> [GOAL]
Scan the lines below for "xlabel"; report the number of lines that contain it, and only that.

> [Figure content listings]
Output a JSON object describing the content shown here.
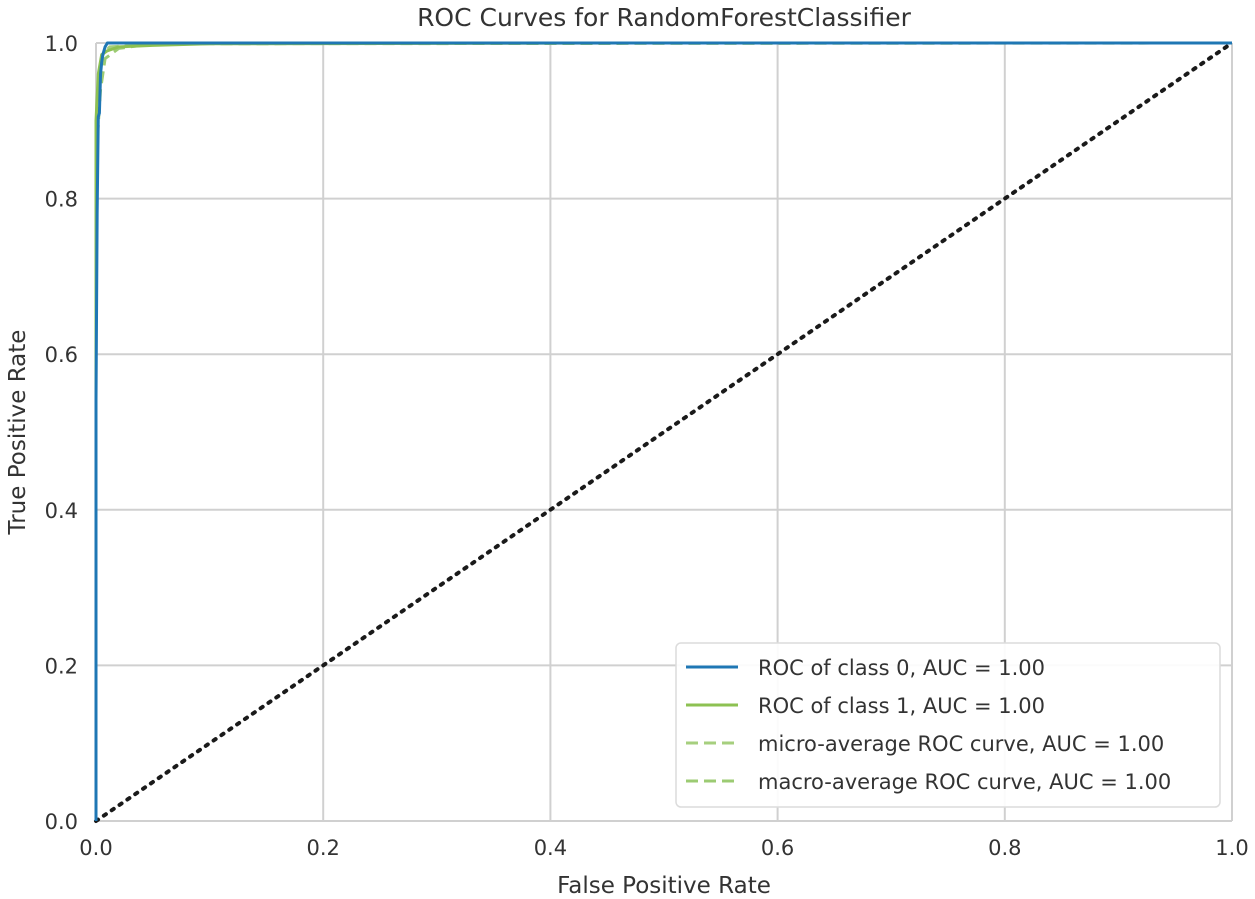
{
  "chart_data": {
    "type": "line",
    "title": "ROC Curves for RandomForestClassifier",
    "xlabel": "False Positive Rate",
    "ylabel": "True Positive Rate",
    "xlim": [
      0.0,
      1.0
    ],
    "ylim": [
      0.0,
      1.0
    ],
    "xticks": [
      "0.0",
      "0.2",
      "0.4",
      "0.6",
      "0.8",
      "1.0"
    ],
    "yticks": [
      "0.0",
      "0.2",
      "0.4",
      "0.6",
      "0.8",
      "1.0"
    ],
    "grid": true,
    "legend_position": "lower-right",
    "series": [
      {
        "name": "ROC of class 0, AUC = 1.00",
        "color": "#1f77b4",
        "style": "solid",
        "x": [
          0.0,
          0.0,
          0.001,
          0.002,
          0.003,
          0.004,
          0.005,
          0.006,
          0.008,
          0.01,
          1.0
        ],
        "y": [
          0.0,
          0.54,
          0.78,
          0.905,
          0.91,
          0.96,
          0.975,
          0.985,
          0.995,
          1.0,
          1.0
        ]
      },
      {
        "name": "ROC of class 1, AUC = 1.00",
        "color": "#8dc152",
        "style": "solid",
        "x": [
          0.0,
          0.0,
          0.002,
          0.005,
          0.01,
          0.02,
          0.05,
          0.1,
          0.46,
          1.0
        ],
        "y": [
          0.0,
          0.9,
          0.96,
          0.985,
          0.99,
          0.995,
          0.997,
          0.999,
          1.0,
          1.0
        ]
      },
      {
        "name": "micro-average ROC curve, AUC = 1.00",
        "color": "#a6cf7e",
        "style": "dashed",
        "x": [
          0.0,
          0.0,
          0.003,
          0.006,
          0.012,
          0.05,
          0.1,
          1.0
        ],
        "y": [
          0.0,
          0.88,
          0.95,
          0.985,
          0.995,
          0.998,
          1.0,
          1.0
        ]
      },
      {
        "name": "macro-average ROC curve, AUC = 1.00",
        "color": "#9ccb73",
        "style": "dashed",
        "x": [
          0.0,
          0.0,
          0.004,
          0.008,
          0.02,
          0.05,
          1.0
        ],
        "y": [
          0.0,
          0.85,
          0.94,
          0.98,
          0.993,
          0.999,
          1.0
        ]
      }
    ],
    "reference_line": {
      "name": "random-chance-diagonal",
      "color": "#1a1a1a",
      "style": "dotted",
      "x": [
        0.0,
        1.0
      ],
      "y": [
        0.0,
        1.0
      ]
    }
  }
}
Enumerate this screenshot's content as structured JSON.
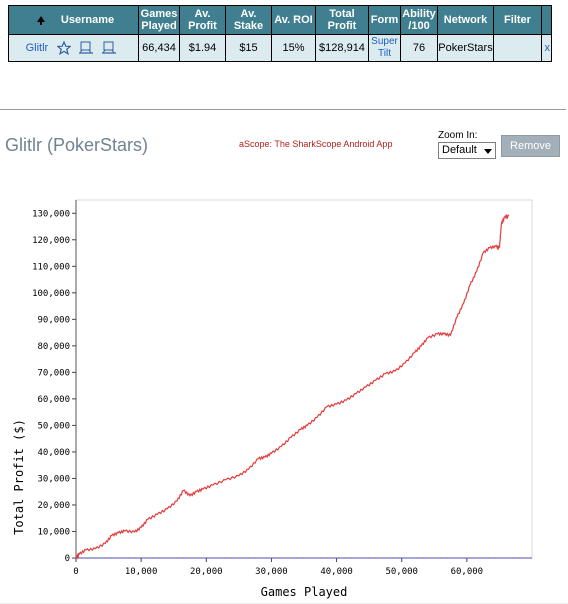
{
  "table": {
    "headers": {
      "username": "Username",
      "games_played": [
        "Games",
        "Played"
      ],
      "av_profit": [
        "Av.",
        "Profit"
      ],
      "av_stake": [
        "Av.",
        "Stake"
      ],
      "av_roi": "Av. ROI",
      "total_profit": [
        "Total",
        "Profit"
      ],
      "form": "Form",
      "ability": [
        "Ability",
        "/100"
      ],
      "network": "Network",
      "filter": "Filter"
    },
    "row": {
      "username": "Glitlr",
      "games_played": "66,434",
      "av_profit": "$1.94",
      "av_stake": "$15",
      "av_roi": "15%",
      "total_profit": "$128,914",
      "form": [
        "Super",
        "Tilt"
      ],
      "ability": "76",
      "network": "PokerStars",
      "filter": "",
      "remove": "x"
    },
    "icons": [
      "star-icon",
      "compare-icon",
      "compare-icon"
    ]
  },
  "chart_panel": {
    "title": "Glitlr (PokerStars)",
    "ascope_link": "aScope: The SharkScope Android App",
    "zoom_label": "Zoom In:",
    "zoom_value": "Default",
    "remove_label": "Remove"
  },
  "colors": {
    "header_bg": "#3f7f8f",
    "row_bg": "#dcebf0",
    "line": "#e23c3c",
    "zero_line": "#4b4bd8",
    "link": "#1f5fbf"
  },
  "chart_data": {
    "type": "line",
    "title": "",
    "xlabel": "Games Played",
    "ylabel": "Total Profit ($)",
    "xlim": [
      0,
      70000
    ],
    "ylim": [
      0,
      135000
    ],
    "xticks": [
      0,
      10000,
      20000,
      30000,
      40000,
      50000,
      60000
    ],
    "xtick_labels": [
      "0",
      "10,000",
      "20,000",
      "30,000",
      "40,000",
      "50,000",
      "60,000"
    ],
    "yticks": [
      0,
      10000,
      20000,
      30000,
      40000,
      50000,
      60000,
      70000,
      80000,
      90000,
      100000,
      110000,
      120000,
      130000
    ],
    "ytick_labels": [
      "0",
      "10,000",
      "20,000",
      "30,000",
      "40,000",
      "50,000",
      "60,000",
      "70,000",
      "80,000",
      "90,000",
      "100,000",
      "110,000",
      "120,000",
      "130,000"
    ],
    "grid": true,
    "series": [
      {
        "x": [
          0,
          500,
          1500,
          3000,
          4500,
          5500,
          6500,
          7500,
          9000,
          10000,
          11000,
          12500,
          14000,
          15500,
          16500,
          17500,
          18500,
          19500,
          21000,
          23000,
          25000,
          26500,
          28000,
          29000,
          30000,
          31500,
          33000,
          34500,
          35500,
          37000,
          38500,
          40000,
          41500,
          43000,
          44500,
          46000,
          47500,
          49000,
          50500,
          52000,
          53000,
          54000,
          55500,
          56500,
          57500,
          58500,
          59500,
          60500,
          61500,
          62500,
          63500,
          64500,
          65000,
          65300,
          65800,
          66434
        ],
        "y": [
          0,
          1500,
          3000,
          3500,
          5500,
          8500,
          9500,
          10200,
          9800,
          11500,
          14500,
          16500,
          18500,
          21500,
          25500,
          23500,
          25000,
          26000,
          27500,
          29500,
          31000,
          33500,
          37500,
          38000,
          39500,
          42000,
          45500,
          48500,
          50000,
          53000,
          57000,
          58000,
          59500,
          62000,
          64500,
          67000,
          69500,
          70500,
          73500,
          77500,
          80000,
          83000,
          84500,
          84500,
          84000,
          91000,
          96000,
          103000,
          108000,
          115000,
          117000,
          117500,
          117000,
          126000,
          128500,
          128914
        ]
      }
    ]
  }
}
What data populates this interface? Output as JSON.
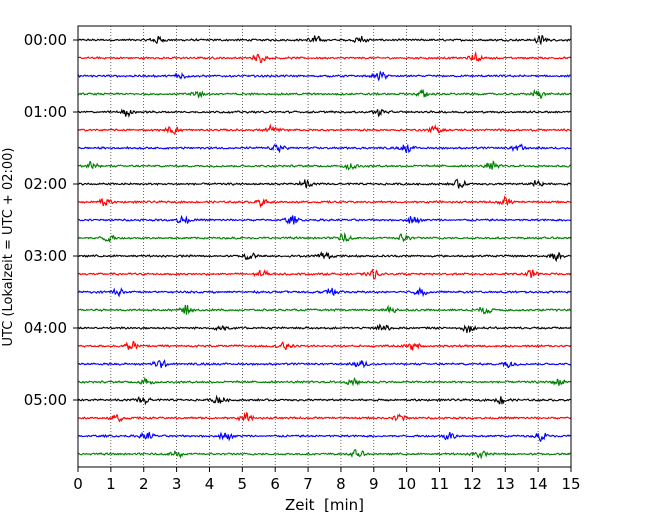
{
  "chart_data": {
    "type": "line",
    "chart_kind": "helicorder seismogram (one trace per 15-minute row)",
    "xlabel": "Zeit  [min]",
    "ylabel": "UTC (Lokalzeit = UTC + 02:00)",
    "xlim": [
      0,
      15
    ],
    "x_ticks": [
      0,
      1,
      2,
      3,
      4,
      5,
      6,
      7,
      8,
      9,
      10,
      11,
      12,
      13,
      14,
      15
    ],
    "x_tick_labels": [
      "0",
      "1",
      "2",
      "3",
      "4",
      "5",
      "6",
      "7",
      "8",
      "9",
      "10",
      "11",
      "12",
      "13",
      "14",
      "15"
    ],
    "y_tick_labels": [
      "00:00",
      "01:00",
      "02:00",
      "03:00",
      "04:00",
      "05:00"
    ],
    "y_tick_rows": [
      0,
      4,
      8,
      12,
      16,
      20
    ],
    "row_count": 24,
    "row_colors": [
      "#000000",
      "#ff0000",
      "#0000ff",
      "#008000"
    ],
    "grid": "vertical dotted lines at each minute",
    "legend": "none",
    "rows": [
      {
        "start": "00:00",
        "color": "#000000",
        "amplitude": 0.35,
        "events_min": [
          2.4,
          7.2,
          8.6,
          14.1
        ]
      },
      {
        "start": "00:15",
        "color": "#ff0000",
        "amplitude": 0.35,
        "events_min": [
          12.1,
          5.5
        ]
      },
      {
        "start": "00:30",
        "color": "#0000ff",
        "amplitude": 0.35,
        "events_min": [
          9.2,
          3.1
        ]
      },
      {
        "start": "00:45",
        "color": "#008000",
        "amplitude": 0.35,
        "events_min": [
          3.6,
          14.0,
          10.5
        ]
      },
      {
        "start": "01:00",
        "color": "#000000",
        "amplitude": 0.35,
        "events_min": [
          1.5,
          9.2
        ]
      },
      {
        "start": "01:15",
        "color": "#ff0000",
        "amplitude": 0.35,
        "events_min": [
          2.9,
          10.9,
          5.9
        ]
      },
      {
        "start": "01:30",
        "color": "#0000ff",
        "amplitude": 0.35,
        "events_min": [
          6.1,
          10.0,
          13.4
        ]
      },
      {
        "start": "01:45",
        "color": "#008000",
        "amplitude": 0.35,
        "events_min": [
          0.4,
          12.6,
          8.3
        ]
      },
      {
        "start": "02:00",
        "color": "#000000",
        "amplitude": 0.35,
        "events_min": [
          6.9,
          11.6,
          14.0
        ]
      },
      {
        "start": "02:15",
        "color": "#ff0000",
        "amplitude": 0.35,
        "events_min": [
          5.6,
          0.8,
          13.0
        ]
      },
      {
        "start": "02:30",
        "color": "#0000ff",
        "amplitude": 0.35,
        "events_min": [
          6.5,
          10.2,
          3.2
        ]
      },
      {
        "start": "02:45",
        "color": "#008000",
        "amplitude": 0.35,
        "events_min": [
          0.9,
          8.1,
          9.9
        ]
      },
      {
        "start": "03:00",
        "color": "#000000",
        "amplitude": 0.35,
        "events_min": [
          5.2,
          7.5,
          14.5
        ]
      },
      {
        "start": "03:15",
        "color": "#ff0000",
        "amplitude": 0.35,
        "events_min": [
          5.6,
          9.0,
          13.8
        ]
      },
      {
        "start": "03:30",
        "color": "#0000ff",
        "amplitude": 0.35,
        "events_min": [
          10.4,
          1.2,
          7.7
        ]
      },
      {
        "start": "03:45",
        "color": "#008000",
        "amplitude": 0.35,
        "events_min": [
          3.3,
          9.5,
          12.4
        ]
      },
      {
        "start": "04:00",
        "color": "#000000",
        "amplitude": 0.35,
        "events_min": [
          9.3,
          4.4,
          11.9
        ]
      },
      {
        "start": "04:15",
        "color": "#ff0000",
        "amplitude": 0.35,
        "events_min": [
          1.6,
          10.2,
          6.3
        ]
      },
      {
        "start": "04:30",
        "color": "#0000ff",
        "amplitude": 0.35,
        "events_min": [
          8.6,
          2.5,
          13.1
        ]
      },
      {
        "start": "04:45",
        "color": "#008000",
        "amplitude": 0.35,
        "events_min": [
          2.1,
          8.4,
          14.6
        ]
      },
      {
        "start": "05:00",
        "color": "#000000",
        "amplitude": 0.35,
        "events_min": [
          2.0,
          4.3,
          12.9
        ]
      },
      {
        "start": "05:15",
        "color": "#ff0000",
        "amplitude": 0.35,
        "events_min": [
          9.8,
          5.1,
          1.2
        ]
      },
      {
        "start": "05:30",
        "color": "#0000ff",
        "amplitude": 0.35,
        "events_min": [
          2.1,
          4.5,
          11.3,
          14.1
        ]
      },
      {
        "start": "05:45",
        "color": "#008000",
        "amplitude": 0.35,
        "events_min": [
          3.0,
          8.5,
          12.2
        ]
      }
    ]
  }
}
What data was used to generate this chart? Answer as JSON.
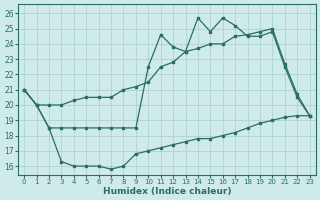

> [SOLUTION FOR THIS EXERCISE]
3